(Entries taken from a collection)
* BEGIN *
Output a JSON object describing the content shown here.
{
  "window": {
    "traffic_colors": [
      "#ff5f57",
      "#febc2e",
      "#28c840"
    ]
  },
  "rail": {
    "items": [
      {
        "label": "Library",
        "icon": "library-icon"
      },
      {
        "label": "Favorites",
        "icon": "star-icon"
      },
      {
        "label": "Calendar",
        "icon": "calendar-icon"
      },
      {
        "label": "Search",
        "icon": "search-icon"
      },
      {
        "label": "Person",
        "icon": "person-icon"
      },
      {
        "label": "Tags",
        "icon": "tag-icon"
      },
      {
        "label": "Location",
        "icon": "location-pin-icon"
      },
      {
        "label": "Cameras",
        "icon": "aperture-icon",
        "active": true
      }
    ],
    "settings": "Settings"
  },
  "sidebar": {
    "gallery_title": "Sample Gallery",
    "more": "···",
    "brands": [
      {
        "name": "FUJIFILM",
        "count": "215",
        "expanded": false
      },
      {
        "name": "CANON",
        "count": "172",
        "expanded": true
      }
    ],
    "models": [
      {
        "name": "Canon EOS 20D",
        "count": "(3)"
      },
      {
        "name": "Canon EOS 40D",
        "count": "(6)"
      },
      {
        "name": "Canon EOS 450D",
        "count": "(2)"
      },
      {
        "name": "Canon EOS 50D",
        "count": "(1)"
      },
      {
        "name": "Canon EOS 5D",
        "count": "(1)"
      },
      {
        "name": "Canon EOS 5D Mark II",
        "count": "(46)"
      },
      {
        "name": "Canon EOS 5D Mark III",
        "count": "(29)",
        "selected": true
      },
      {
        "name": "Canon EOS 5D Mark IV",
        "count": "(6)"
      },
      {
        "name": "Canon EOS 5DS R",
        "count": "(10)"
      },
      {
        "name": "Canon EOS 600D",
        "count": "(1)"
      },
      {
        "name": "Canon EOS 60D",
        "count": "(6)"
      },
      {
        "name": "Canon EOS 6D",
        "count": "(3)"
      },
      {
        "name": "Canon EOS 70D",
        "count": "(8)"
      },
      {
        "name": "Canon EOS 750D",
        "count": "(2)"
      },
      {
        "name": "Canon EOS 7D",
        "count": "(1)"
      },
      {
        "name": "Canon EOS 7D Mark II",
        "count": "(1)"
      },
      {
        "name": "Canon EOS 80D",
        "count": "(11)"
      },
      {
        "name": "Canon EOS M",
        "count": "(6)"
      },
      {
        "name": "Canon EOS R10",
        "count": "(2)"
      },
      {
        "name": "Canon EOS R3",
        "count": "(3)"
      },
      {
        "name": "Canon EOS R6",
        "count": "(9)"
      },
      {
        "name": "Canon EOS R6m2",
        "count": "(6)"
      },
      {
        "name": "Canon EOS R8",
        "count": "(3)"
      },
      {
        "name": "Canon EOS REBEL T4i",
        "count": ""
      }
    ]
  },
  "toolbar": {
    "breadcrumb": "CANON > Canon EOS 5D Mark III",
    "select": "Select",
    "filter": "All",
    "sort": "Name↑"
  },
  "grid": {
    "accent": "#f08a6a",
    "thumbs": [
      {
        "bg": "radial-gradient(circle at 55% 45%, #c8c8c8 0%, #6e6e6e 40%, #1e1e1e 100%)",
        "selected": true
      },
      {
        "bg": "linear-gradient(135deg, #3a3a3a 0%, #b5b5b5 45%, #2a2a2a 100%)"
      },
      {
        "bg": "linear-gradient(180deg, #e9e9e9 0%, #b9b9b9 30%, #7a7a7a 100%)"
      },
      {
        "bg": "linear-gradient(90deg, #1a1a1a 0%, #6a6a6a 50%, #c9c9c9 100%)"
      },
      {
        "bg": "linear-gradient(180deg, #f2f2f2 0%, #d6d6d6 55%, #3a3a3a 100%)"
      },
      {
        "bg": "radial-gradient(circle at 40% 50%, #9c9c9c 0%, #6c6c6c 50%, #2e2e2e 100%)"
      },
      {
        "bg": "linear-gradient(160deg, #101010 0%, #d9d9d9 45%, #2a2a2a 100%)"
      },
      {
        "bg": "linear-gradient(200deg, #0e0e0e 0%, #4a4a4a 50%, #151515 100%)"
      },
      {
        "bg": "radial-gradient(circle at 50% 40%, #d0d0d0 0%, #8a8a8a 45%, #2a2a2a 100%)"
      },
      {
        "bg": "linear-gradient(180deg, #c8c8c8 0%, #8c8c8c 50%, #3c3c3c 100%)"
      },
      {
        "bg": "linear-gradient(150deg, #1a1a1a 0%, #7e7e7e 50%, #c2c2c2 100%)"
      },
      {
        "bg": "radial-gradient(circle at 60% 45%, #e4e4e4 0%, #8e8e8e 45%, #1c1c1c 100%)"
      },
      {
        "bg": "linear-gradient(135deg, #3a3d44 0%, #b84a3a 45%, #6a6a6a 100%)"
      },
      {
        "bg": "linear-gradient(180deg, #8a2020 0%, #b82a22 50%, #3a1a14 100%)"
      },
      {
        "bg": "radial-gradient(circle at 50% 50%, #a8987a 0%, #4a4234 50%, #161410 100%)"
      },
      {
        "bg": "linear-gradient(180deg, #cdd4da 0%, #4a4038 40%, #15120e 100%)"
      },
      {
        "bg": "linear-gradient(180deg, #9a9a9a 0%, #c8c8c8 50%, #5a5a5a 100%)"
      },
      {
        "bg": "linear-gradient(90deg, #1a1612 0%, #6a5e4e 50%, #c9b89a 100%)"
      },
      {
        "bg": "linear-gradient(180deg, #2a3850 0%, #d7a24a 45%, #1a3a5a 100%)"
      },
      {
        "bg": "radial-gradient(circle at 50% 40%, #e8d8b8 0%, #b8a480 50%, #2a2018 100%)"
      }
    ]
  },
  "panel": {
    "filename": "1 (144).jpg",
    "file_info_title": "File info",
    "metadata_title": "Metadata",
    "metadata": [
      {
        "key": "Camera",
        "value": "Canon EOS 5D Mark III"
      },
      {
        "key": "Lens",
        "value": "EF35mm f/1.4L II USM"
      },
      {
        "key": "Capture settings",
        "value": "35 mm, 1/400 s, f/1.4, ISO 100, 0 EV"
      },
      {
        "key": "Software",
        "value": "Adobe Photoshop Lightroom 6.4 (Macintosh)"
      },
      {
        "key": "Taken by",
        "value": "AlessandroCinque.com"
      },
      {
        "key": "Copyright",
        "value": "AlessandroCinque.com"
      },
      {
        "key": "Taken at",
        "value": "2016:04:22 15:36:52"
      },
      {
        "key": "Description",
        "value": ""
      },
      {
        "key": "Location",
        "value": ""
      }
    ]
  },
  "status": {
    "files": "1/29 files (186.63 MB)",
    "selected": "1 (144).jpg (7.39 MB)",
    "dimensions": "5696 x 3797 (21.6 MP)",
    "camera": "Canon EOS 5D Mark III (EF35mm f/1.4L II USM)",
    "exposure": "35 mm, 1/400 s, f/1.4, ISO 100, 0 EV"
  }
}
* END *
### Aim
Copy each line from the data above that includes "settings".

### Task answer
    "settings": "Settings"
        "key": "Capture settings",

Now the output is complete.